YOUR GOAL: Look through the material below. Copy each line that contains the string "Overview".

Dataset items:
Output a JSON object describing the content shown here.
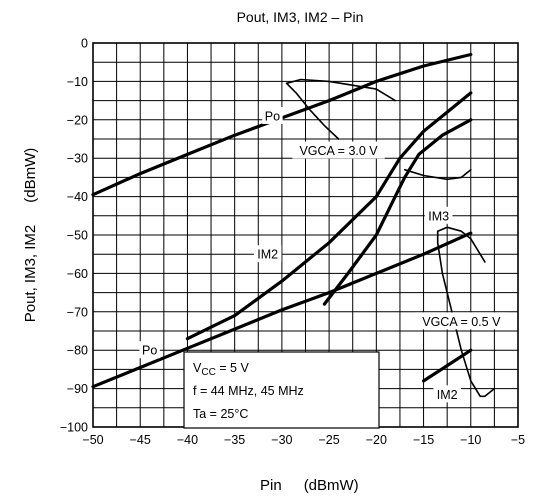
{
  "chart_data": {
    "type": "line",
    "title": "Pout, IM3, IM2 – Pin",
    "xlabel": "Pin",
    "xunit": "(dBmW)",
    "ylabel": "Pout, IM3, IM2",
    "yunit": "(dBmW)",
    "xlim": [
      -50,
      -5
    ],
    "ylim": [
      -100,
      0
    ],
    "x_ticks": [
      "−50",
      "−45",
      "−40",
      "−35",
      "−30",
      "−25",
      "−20",
      "−15",
      "−10",
      "−5"
    ],
    "y_ticks": [
      "0",
      "−10",
      "−20",
      "−30",
      "−40",
      "−50",
      "−60",
      "−70",
      "−80",
      "−90",
      "−100"
    ],
    "grid": true,
    "series": [
      {
        "name": "Po",
        "condition": "VGCA = 3.0 V",
        "points": [
          [
            -50,
            -39.5
          ],
          [
            -45,
            -34
          ],
          [
            -40,
            -29
          ],
          [
            -35,
            -24
          ],
          [
            -30,
            -19.5
          ],
          [
            -25,
            -15
          ],
          [
            -20,
            -10
          ],
          [
            -15,
            -6
          ],
          [
            -10,
            -3
          ]
        ]
      },
      {
        "name": "IM2",
        "condition": "VGCA = 3.0 V",
        "points": [
          [
            -40,
            -77
          ],
          [
            -35,
            -71
          ],
          [
            -30,
            -62
          ],
          [
            -25,
            -52
          ],
          [
            -20,
            -40
          ],
          [
            -17.5,
            -30
          ],
          [
            -15,
            -23
          ],
          [
            -12.5,
            -18
          ],
          [
            -10,
            -13
          ]
        ]
      },
      {
        "name": "IM3",
        "condition": "VGCA = 3.0 V",
        "points": [
          [
            -25.5,
            -68
          ],
          [
            -23,
            -60
          ],
          [
            -20,
            -50
          ],
          [
            -18,
            -40
          ],
          [
            -17,
            -35
          ],
          [
            -15.5,
            -29
          ],
          [
            -13,
            -24
          ],
          [
            -10,
            -20
          ]
        ]
      },
      {
        "name": "Po",
        "condition": "VGCA = 0.5 V",
        "points": [
          [
            -50,
            -89.5
          ],
          [
            -45,
            -84.5
          ],
          [
            -40,
            -79.5
          ],
          [
            -35,
            -74.5
          ],
          [
            -30,
            -69.5
          ],
          [
            -25,
            -65
          ],
          [
            -20,
            -60
          ],
          [
            -15,
            -55
          ],
          [
            -10,
            -49.5
          ]
        ]
      },
      {
        "name": "IM3",
        "condition": "VGCA = 0.5 V",
        "points": [
          [
            -13.5,
            -52
          ],
          [
            -13.5,
            -49
          ],
          [
            -12.5,
            -48
          ],
          [
            -11,
            -49
          ],
          [
            -10,
            -51
          ],
          [
            -8.5,
            -57
          ]
        ]
      },
      {
        "name": "IM2",
        "condition": "VGCA = 0.5 V",
        "points": [
          [
            -15,
            -88
          ],
          [
            -12.5,
            -84
          ],
          [
            -10,
            -80
          ]
        ]
      }
    ],
    "extra_curves": [
      {
        "condition": "VGCA = 3.0 V",
        "points": [
          [
            -29.5,
            -10.5
          ],
          [
            -28.5,
            -13
          ],
          [
            -27,
            -17.5
          ],
          [
            -25.5,
            -21.5
          ],
          [
            -24,
            -25
          ]
        ]
      },
      {
        "condition": "VGCA = 3.0 V",
        "points": [
          [
            -29.5,
            -10.5
          ],
          [
            -28,
            -9.5
          ],
          [
            -25,
            -10
          ],
          [
            -20,
            -12
          ],
          [
            -18,
            -15
          ]
        ]
      },
      {
        "condition": "VGCA = 3.0 V",
        "points": [
          [
            -17,
            -33
          ],
          [
            -15,
            -34.5
          ],
          [
            -12.5,
            -35.5
          ],
          [
            -11,
            -35
          ],
          [
            -10,
            -33
          ]
        ]
      },
      {
        "condition": "VGCA = 0.5 V",
        "points": [
          [
            -13.5,
            -52
          ],
          [
            -13,
            -60
          ],
          [
            -12,
            -70
          ],
          [
            -11,
            -80
          ],
          [
            -10,
            -88
          ],
          [
            -9,
            -92
          ],
          [
            -8.5,
            -92
          ],
          [
            -7.5,
            -90
          ]
        ]
      }
    ],
    "labels": {
      "po_upper": "Po",
      "vgca_high": "VGCA = 3.0 V",
      "im3_upper": "IM3",
      "im2_upper": "IM2",
      "vgca_low": "VGCA = 0.5 V",
      "po_lower": "Po",
      "im2_lower": "IM2"
    },
    "conditions": {
      "vcc_prefix": "V",
      "vcc_sub": "CC",
      "vcc_value": " = 5 V",
      "freq": "f = 44 MHz, 45 MHz",
      "ta": "Ta = 25°C"
    }
  }
}
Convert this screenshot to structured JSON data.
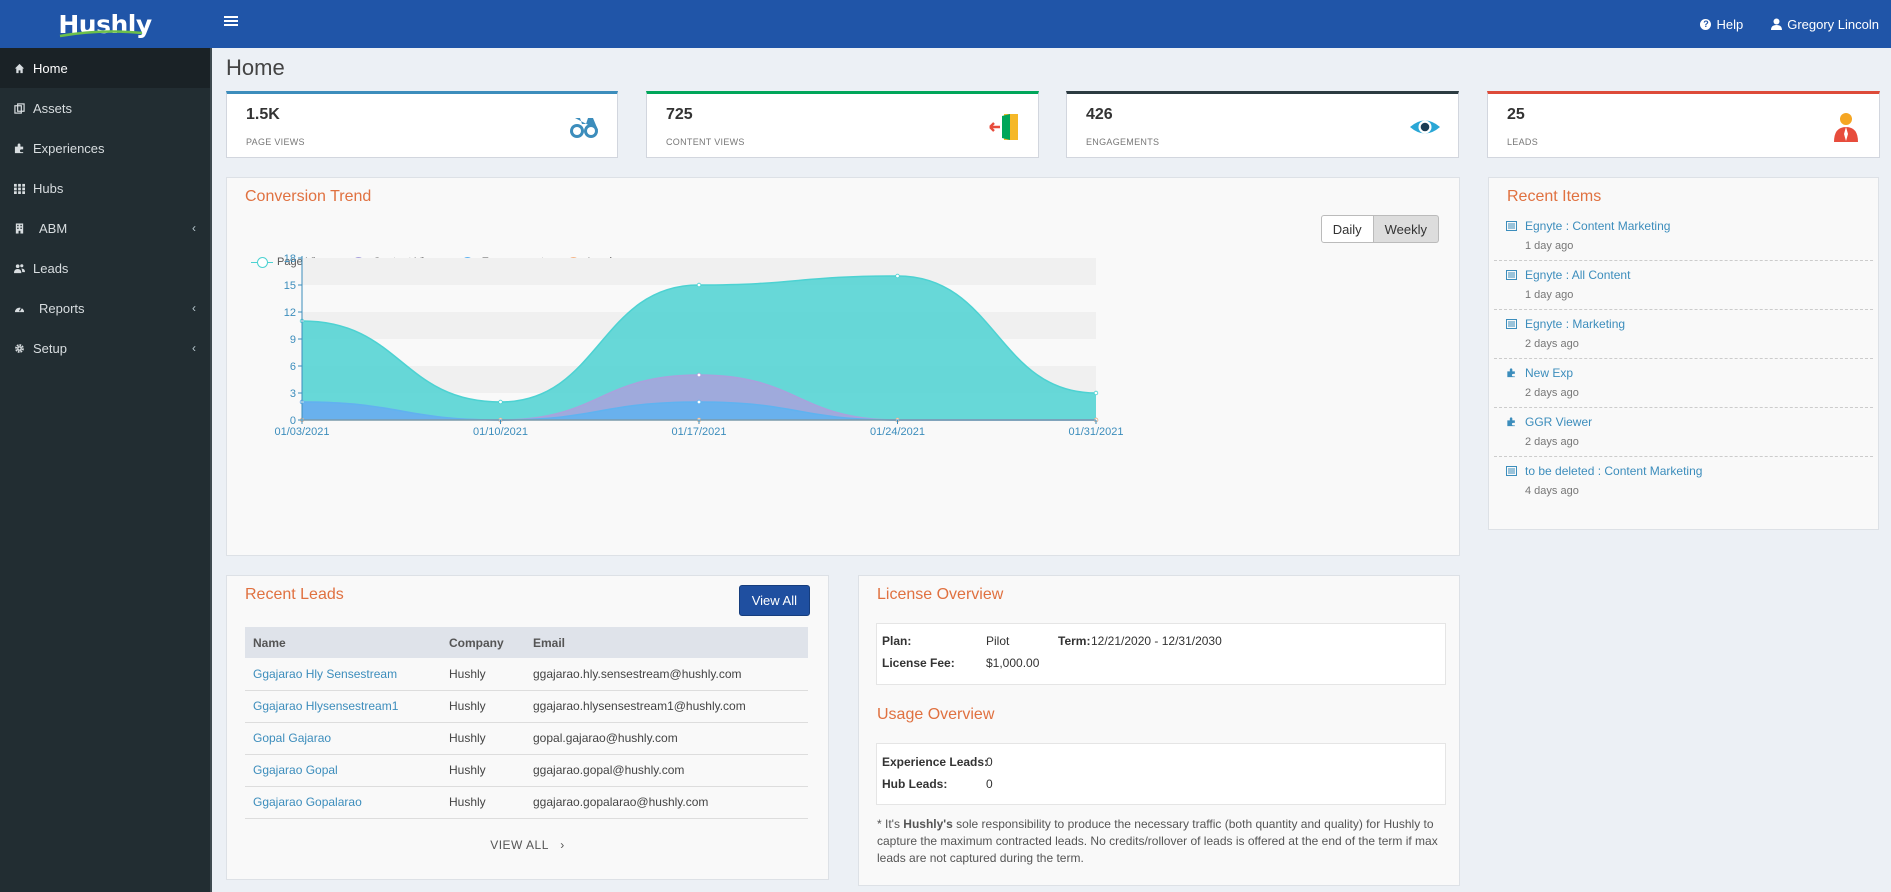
{
  "app": {
    "logo": "Hushly",
    "help_label": "Help",
    "user_name": "Gregory Lincoln"
  },
  "sidebar": {
    "items": [
      {
        "label": "Home",
        "icon": "home-icon",
        "active": true
      },
      {
        "label": "Assets",
        "icon": "assets-icon"
      },
      {
        "label": "Experiences",
        "icon": "puzzle-icon"
      },
      {
        "label": "Hubs",
        "icon": "grid-icon"
      },
      {
        "label": "ABM",
        "icon": "building-icon",
        "chevron": true
      },
      {
        "label": "Leads",
        "icon": "users-icon"
      },
      {
        "label": "Reports",
        "icon": "dashboard-icon",
        "chevron": true
      },
      {
        "label": "Setup",
        "icon": "gear-icon",
        "chevron": true
      }
    ]
  },
  "page": {
    "title": "Home"
  },
  "stats": [
    {
      "value": "1.5K",
      "label": "PAGE VIEWS",
      "color": "#3c8dbc",
      "icon": "binoculars-icon"
    },
    {
      "value": "725",
      "label": "CONTENT VIEWS",
      "color": "#00a65a",
      "icon": "door-icon"
    },
    {
      "value": "426",
      "label": "ENGAGEMENTS",
      "color": "#2c3b41",
      "icon": "eye-icon"
    },
    {
      "value": "25",
      "label": "LEADS",
      "color": "#dd4b39",
      "icon": "user-icon"
    }
  ],
  "conversion": {
    "title": "Conversion Trend",
    "toggle": {
      "daily": "Daily",
      "weekly": "Weekly",
      "selected": "Weekly"
    }
  },
  "chart_data": {
    "type": "area",
    "x": [
      "01/03/2021",
      "01/10/2021",
      "01/17/2021",
      "01/24/2021",
      "01/31/2021"
    ],
    "series": [
      {
        "name": "Page Views",
        "values": [
          11,
          2,
          15,
          16,
          3
        ],
        "color": "#4dd2d2"
      },
      {
        "name": "Content Views",
        "values": [
          2,
          0,
          5,
          0,
          0
        ],
        "color": "#a9a2dd"
      },
      {
        "name": "Engagements",
        "values": [
          2,
          0,
          2,
          0,
          0
        ],
        "color": "#5fb3f0"
      },
      {
        "name": "Leads",
        "values": [
          0,
          0,
          0,
          0,
          0
        ],
        "color": "#f5b78a"
      }
    ],
    "yticks": [
      0,
      3,
      6,
      9,
      12,
      15,
      18
    ],
    "ylim": [
      0,
      18
    ],
    "legend_position": "top-left",
    "grid": true
  },
  "recent_items": {
    "title": "Recent Items",
    "items": [
      {
        "title": "Egnyte : Content Marketing",
        "time": "1 day ago",
        "icon": "list-icon"
      },
      {
        "title": "Egnyte : All Content",
        "time": "1 day ago",
        "icon": "list-icon"
      },
      {
        "title": "Egnyte : Marketing",
        "time": "2 days ago",
        "icon": "list-icon"
      },
      {
        "title": "New Exp",
        "time": "2 days ago",
        "icon": "puzzle-icon"
      },
      {
        "title": "GGR Viewer",
        "time": "2 days ago",
        "icon": "puzzle-icon"
      },
      {
        "title": "to be deleted : Content Marketing",
        "time": "4 days ago",
        "icon": "list-icon"
      }
    ]
  },
  "recent_leads": {
    "title": "Recent Leads",
    "view_all_button": "View All",
    "view_all_link": "VIEW ALL",
    "columns": [
      "Name",
      "Company",
      "Email"
    ],
    "rows": [
      [
        "Ggajarao Hly Sensestream",
        "Hushly",
        "ggajarao.hly.sensestream@hushly.com"
      ],
      [
        "Ggajarao Hlysensestream1",
        "Hushly",
        "ggajarao.hlysensestream1@hushly.com"
      ],
      [
        "Gopal Gajarao",
        "Hushly",
        "gopal.gajarao@hushly.com"
      ],
      [
        "Ggajarao Gopal",
        "Hushly",
        "ggajarao.gopal@hushly.com"
      ],
      [
        "Ggajarao Gopalarao",
        "Hushly",
        "ggajarao.gopalarao@hushly.com"
      ]
    ]
  },
  "license": {
    "title": "License Overview",
    "plan_label": "Plan:",
    "plan": "Pilot",
    "term_label": "Term:",
    "term": "12/21/2020 - 12/31/2030",
    "fee_label": "License Fee:",
    "fee": "$1,000.00"
  },
  "usage": {
    "title": "Usage Overview",
    "exp_leads_label": "Experience Leads:",
    "exp_leads": "0",
    "hub_leads_label": "Hub Leads:",
    "hub_leads": "0",
    "note_prefix": "* It's ",
    "note_bold": "Hushly's",
    "note_rest": " sole responsibility to produce the necessary traffic (both quantity and quality) for Hushly to capture the maximum contracted leads. No credits/rollover of leads is offered at the end of the term if max leads are not captured during the term."
  }
}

RESPONSE:
    "title": "License Overview",
    "title": "Usage Overview",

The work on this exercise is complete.